## REQUIREMENT
The exercise asks you to copy every line below in which "cada" appears.

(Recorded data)

========

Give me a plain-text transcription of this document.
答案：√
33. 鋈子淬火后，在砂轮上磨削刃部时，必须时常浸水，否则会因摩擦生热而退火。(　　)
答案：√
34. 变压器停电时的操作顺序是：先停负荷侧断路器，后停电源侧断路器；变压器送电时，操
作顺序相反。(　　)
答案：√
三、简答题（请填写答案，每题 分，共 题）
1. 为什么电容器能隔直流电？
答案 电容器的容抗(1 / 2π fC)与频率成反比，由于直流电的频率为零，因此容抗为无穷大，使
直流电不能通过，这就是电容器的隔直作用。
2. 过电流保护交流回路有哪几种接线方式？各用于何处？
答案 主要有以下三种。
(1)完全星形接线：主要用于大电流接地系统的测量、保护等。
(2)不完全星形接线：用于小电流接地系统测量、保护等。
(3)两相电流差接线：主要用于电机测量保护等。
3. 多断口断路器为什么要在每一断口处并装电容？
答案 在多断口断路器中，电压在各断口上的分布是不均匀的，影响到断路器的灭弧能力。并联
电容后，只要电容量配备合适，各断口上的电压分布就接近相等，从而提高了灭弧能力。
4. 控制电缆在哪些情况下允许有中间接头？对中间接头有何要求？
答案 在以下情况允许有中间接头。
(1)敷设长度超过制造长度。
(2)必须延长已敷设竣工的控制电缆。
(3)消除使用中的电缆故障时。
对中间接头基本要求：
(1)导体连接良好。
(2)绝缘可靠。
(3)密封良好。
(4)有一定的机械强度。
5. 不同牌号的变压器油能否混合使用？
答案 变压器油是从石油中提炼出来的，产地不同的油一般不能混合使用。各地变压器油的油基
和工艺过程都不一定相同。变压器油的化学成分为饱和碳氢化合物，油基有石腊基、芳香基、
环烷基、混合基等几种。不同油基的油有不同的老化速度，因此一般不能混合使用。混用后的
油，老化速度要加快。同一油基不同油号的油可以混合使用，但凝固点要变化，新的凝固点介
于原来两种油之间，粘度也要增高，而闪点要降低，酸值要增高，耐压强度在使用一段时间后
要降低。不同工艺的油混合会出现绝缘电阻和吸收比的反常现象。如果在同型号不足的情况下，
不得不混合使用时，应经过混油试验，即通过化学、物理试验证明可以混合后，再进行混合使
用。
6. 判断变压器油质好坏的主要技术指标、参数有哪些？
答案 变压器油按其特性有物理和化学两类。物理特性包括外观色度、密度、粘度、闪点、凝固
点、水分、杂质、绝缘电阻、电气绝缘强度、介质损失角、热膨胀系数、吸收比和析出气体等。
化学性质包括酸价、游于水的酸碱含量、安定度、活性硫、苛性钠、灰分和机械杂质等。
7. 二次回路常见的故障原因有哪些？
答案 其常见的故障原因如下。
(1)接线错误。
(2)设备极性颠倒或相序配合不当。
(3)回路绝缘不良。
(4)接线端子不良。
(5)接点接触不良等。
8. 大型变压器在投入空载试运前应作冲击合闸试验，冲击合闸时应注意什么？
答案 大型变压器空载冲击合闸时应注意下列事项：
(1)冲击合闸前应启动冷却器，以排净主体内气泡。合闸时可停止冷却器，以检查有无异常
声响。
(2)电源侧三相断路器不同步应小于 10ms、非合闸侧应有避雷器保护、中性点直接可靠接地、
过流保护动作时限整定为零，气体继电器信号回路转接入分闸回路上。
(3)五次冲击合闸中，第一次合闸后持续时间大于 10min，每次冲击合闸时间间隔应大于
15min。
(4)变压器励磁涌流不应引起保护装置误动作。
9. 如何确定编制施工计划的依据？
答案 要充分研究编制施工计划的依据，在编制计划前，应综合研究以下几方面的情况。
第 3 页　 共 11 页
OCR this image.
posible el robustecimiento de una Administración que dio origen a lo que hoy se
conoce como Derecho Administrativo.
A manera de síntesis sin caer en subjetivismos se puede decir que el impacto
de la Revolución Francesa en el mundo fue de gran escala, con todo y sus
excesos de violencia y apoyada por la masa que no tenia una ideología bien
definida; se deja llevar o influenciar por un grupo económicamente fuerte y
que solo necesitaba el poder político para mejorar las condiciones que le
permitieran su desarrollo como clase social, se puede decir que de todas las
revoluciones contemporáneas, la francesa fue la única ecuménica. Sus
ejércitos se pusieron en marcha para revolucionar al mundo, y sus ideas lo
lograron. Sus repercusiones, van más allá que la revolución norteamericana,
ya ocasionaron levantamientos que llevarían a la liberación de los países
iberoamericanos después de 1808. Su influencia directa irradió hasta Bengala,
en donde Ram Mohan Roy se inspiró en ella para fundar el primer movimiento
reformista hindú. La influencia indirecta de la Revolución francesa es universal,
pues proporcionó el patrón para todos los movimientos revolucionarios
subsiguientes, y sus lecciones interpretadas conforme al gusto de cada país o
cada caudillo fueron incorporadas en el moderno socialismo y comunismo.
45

========

## RESPONSE
subsiguientes, y sus lecciones interpretadas conforme al gusto de cada país o
cada caudillo fueron incorporadas en el moderno socialismo y comunismo.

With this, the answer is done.